SET PROBLEM: Return every record below exactly as written, omitting any pictures.

EXERCISE INPUTS:

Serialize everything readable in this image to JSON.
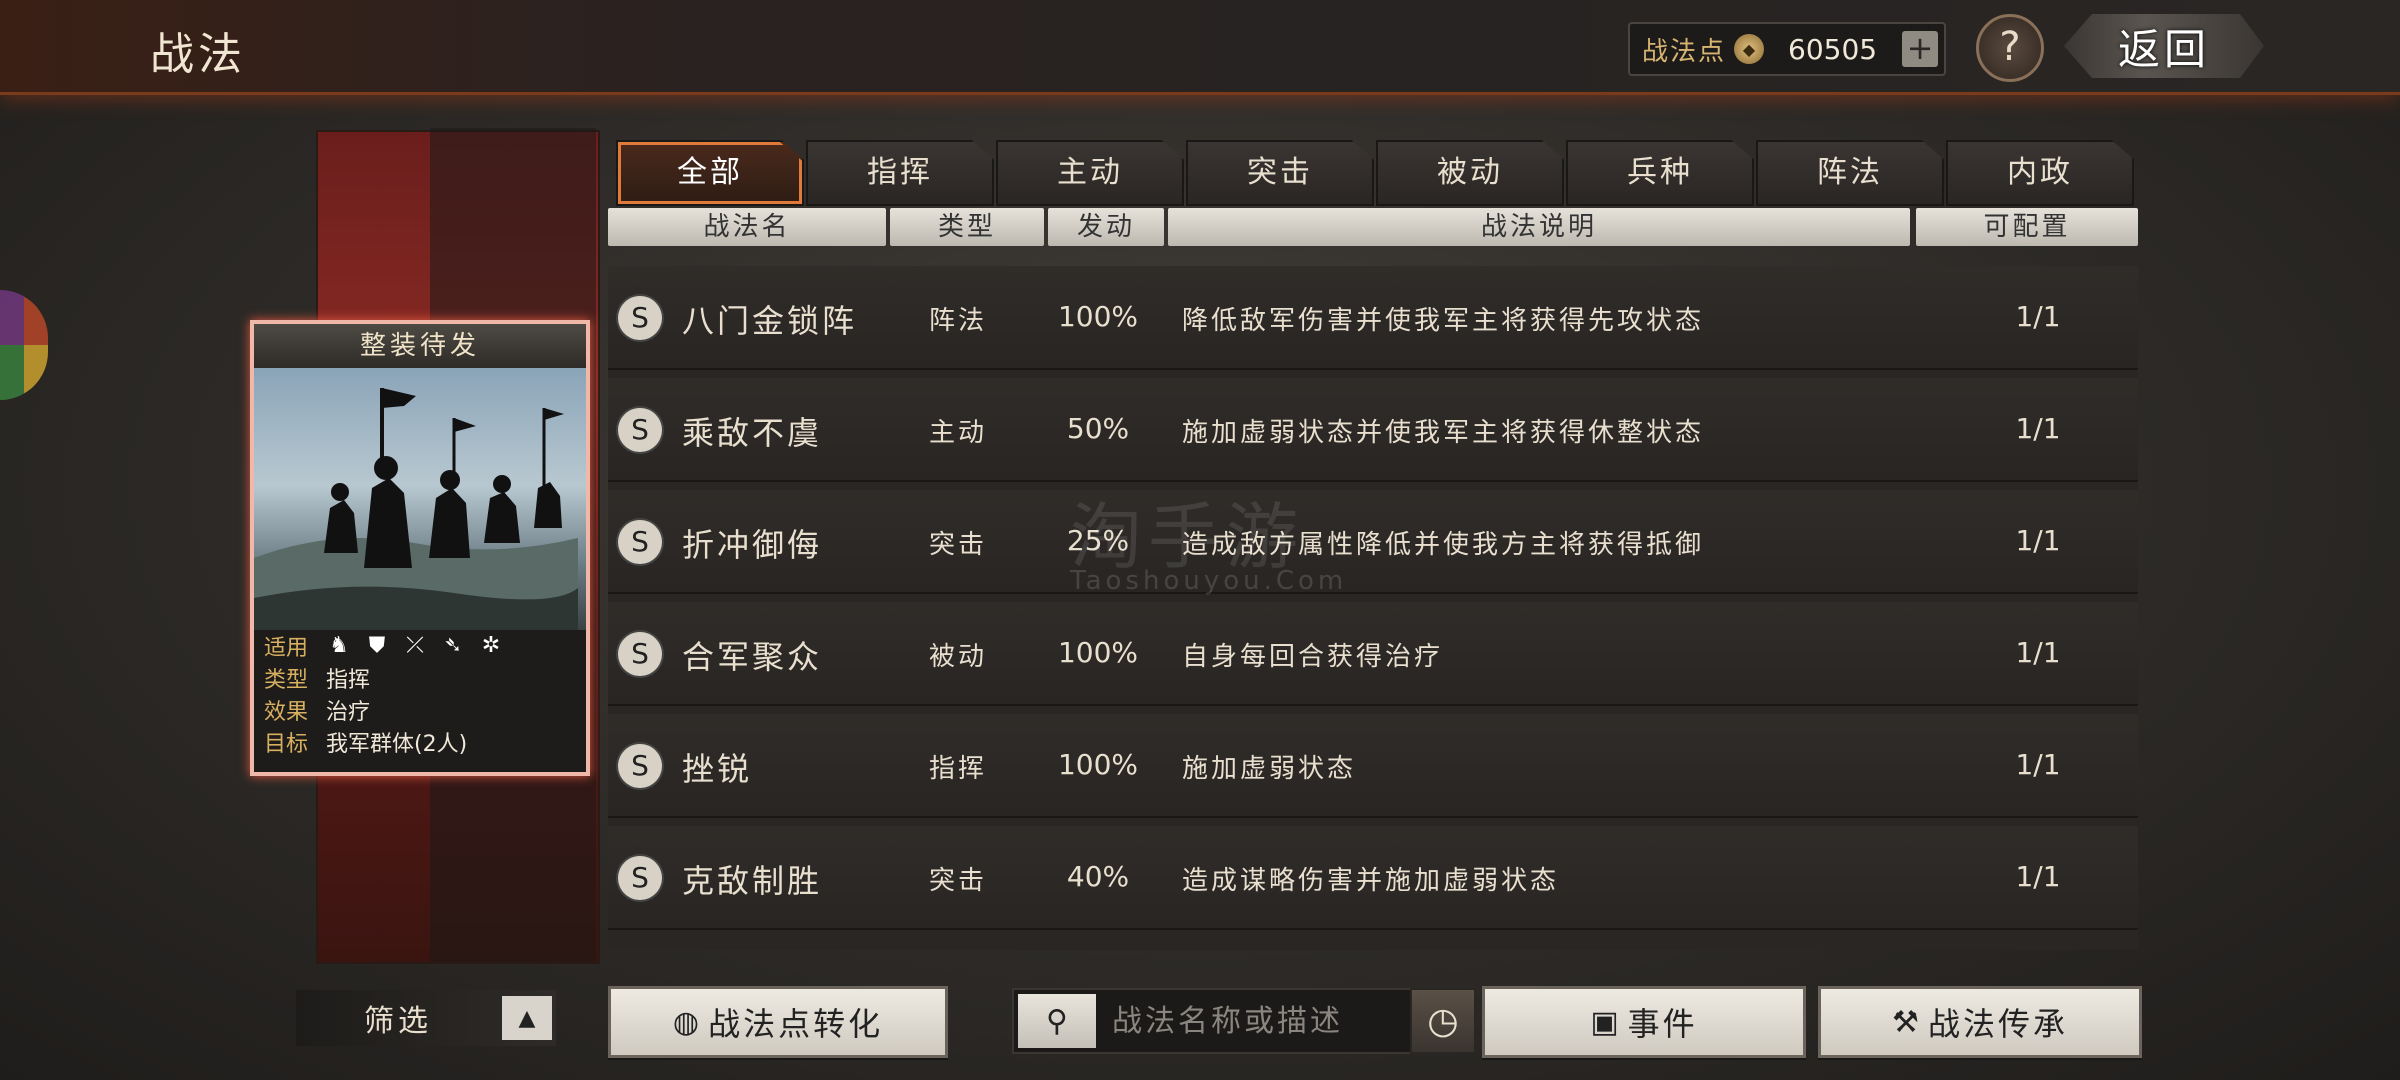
{
  "header": {
    "title": "战法",
    "points_label": "战法点",
    "points_value": "60505",
    "plus_icon": "+",
    "help_icon": "?",
    "back_label": "返回"
  },
  "card": {
    "name": "整装待发",
    "rows": [
      {
        "k": "适用",
        "v": ""
      },
      {
        "k": "类型",
        "v": "指挥"
      },
      {
        "k": "效果",
        "v": "治疗"
      },
      {
        "k": "目标",
        "v": "我军群体(2人)"
      }
    ],
    "unit_icons": [
      "cavalry-icon",
      "shield-icon",
      "bow-icon",
      "spear-icon",
      "wheel-icon"
    ]
  },
  "tabs": [
    {
      "label": "全部",
      "active": true
    },
    {
      "label": "指挥"
    },
    {
      "label": "主动"
    },
    {
      "label": "突击"
    },
    {
      "label": "被动"
    },
    {
      "label": "兵种"
    },
    {
      "label": "阵法"
    },
    {
      "label": "内政"
    }
  ],
  "columns": {
    "name": "战法名",
    "type": "类型",
    "trigger": "发动",
    "desc": "战法说明",
    "config": "可配置"
  },
  "tactics": [
    {
      "grade": "S",
      "name": "八门金锁阵",
      "type": "阵法",
      "rate": "100%",
      "desc": "降低敌军伤害并使我军主将获得先攻状态",
      "config": "1/1"
    },
    {
      "grade": "S",
      "name": "乘敌不虞",
      "type": "主动",
      "rate": "50%",
      "desc": "施加虚弱状态并使我军主将获得休整状态",
      "config": "1/1"
    },
    {
      "grade": "S",
      "name": "折冲御侮",
      "type": "突击",
      "rate": "25%",
      "desc": "造成敌方属性降低并使我方主将获得抵御",
      "config": "1/1"
    },
    {
      "grade": "S",
      "name": "合军聚众",
      "type": "被动",
      "rate": "100%",
      "desc": "自身每回合获得治疗",
      "config": "1/1"
    },
    {
      "grade": "S",
      "name": "挫锐",
      "type": "指挥",
      "rate": "100%",
      "desc": "施加虚弱状态",
      "config": "1/1"
    },
    {
      "grade": "S",
      "name": "克敌制胜",
      "type": "突击",
      "rate": "40%",
      "desc": "造成谋略伤害并施加虚弱状态",
      "config": "1/1"
    }
  ],
  "watermark": {
    "text": "淘手游",
    "sub": "Taoshouyou.Com"
  },
  "bottom": {
    "filter_label": "筛选",
    "convert_label": "战法点转化",
    "search_placeholder": "战法名称或描述",
    "event_label": "事件",
    "inherit_label": "战法传承"
  }
}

FINAL ANSWER:
Serialize everything readable in this image to JSON.
{
  "header": {
    "title": "战法",
    "points_label": "战法点",
    "points_value": "60505",
    "plus_icon": "+",
    "help_icon": "?",
    "back_label": "返回"
  },
  "card": {
    "name": "整装待发",
    "rows": [
      {
        "k": "适用",
        "v": ""
      },
      {
        "k": "类型",
        "v": "指挥"
      },
      {
        "k": "效果",
        "v": "治疗"
      },
      {
        "k": "目标",
        "v": "我军群体(2人)"
      }
    ],
    "unit_icons": [
      "cavalry-icon",
      "shield-icon",
      "bow-icon",
      "spear-icon",
      "wheel-icon"
    ]
  },
  "tabs": [
    {
      "label": "全部",
      "active": true
    },
    {
      "label": "指挥"
    },
    {
      "label": "主动"
    },
    {
      "label": "突击"
    },
    {
      "label": "被动"
    },
    {
      "label": "兵种"
    },
    {
      "label": "阵法"
    },
    {
      "label": "内政"
    }
  ],
  "columns": {
    "name": "战法名",
    "type": "类型",
    "trigger": "发动",
    "desc": "战法说明",
    "config": "可配置"
  },
  "tactics": [
    {
      "grade": "S",
      "name": "八门金锁阵",
      "type": "阵法",
      "rate": "100%",
      "desc": "降低敌军伤害并使我军主将获得先攻状态",
      "config": "1/1"
    },
    {
      "grade": "S",
      "name": "乘敌不虞",
      "type": "主动",
      "rate": "50%",
      "desc": "施加虚弱状态并使我军主将获得休整状态",
      "config": "1/1"
    },
    {
      "grade": "S",
      "name": "折冲御侮",
      "type": "突击",
      "rate": "25%",
      "desc": "造成敌方属性降低并使我方主将获得抵御",
      "config": "1/1"
    },
    {
      "grade": "S",
      "name": "合军聚众",
      "type": "被动",
      "rate": "100%",
      "desc": "自身每回合获得治疗",
      "config": "1/1"
    },
    {
      "grade": "S",
      "name": "挫锐",
      "type": "指挥",
      "rate": "100%",
      "desc": "施加虚弱状态",
      "config": "1/1"
    },
    {
      "grade": "S",
      "name": "克敌制胜",
      "type": "突击",
      "rate": "40%",
      "desc": "造成谋略伤害并施加虚弱状态",
      "config": "1/1"
    }
  ],
  "watermark": {
    "text": "淘手游",
    "sub": "Taoshouyou.Com"
  },
  "bottom": {
    "filter_label": "筛选",
    "convert_label": "战法点转化",
    "search_placeholder": "战法名称或描述",
    "event_label": "事件",
    "inherit_label": "战法传承"
  }
}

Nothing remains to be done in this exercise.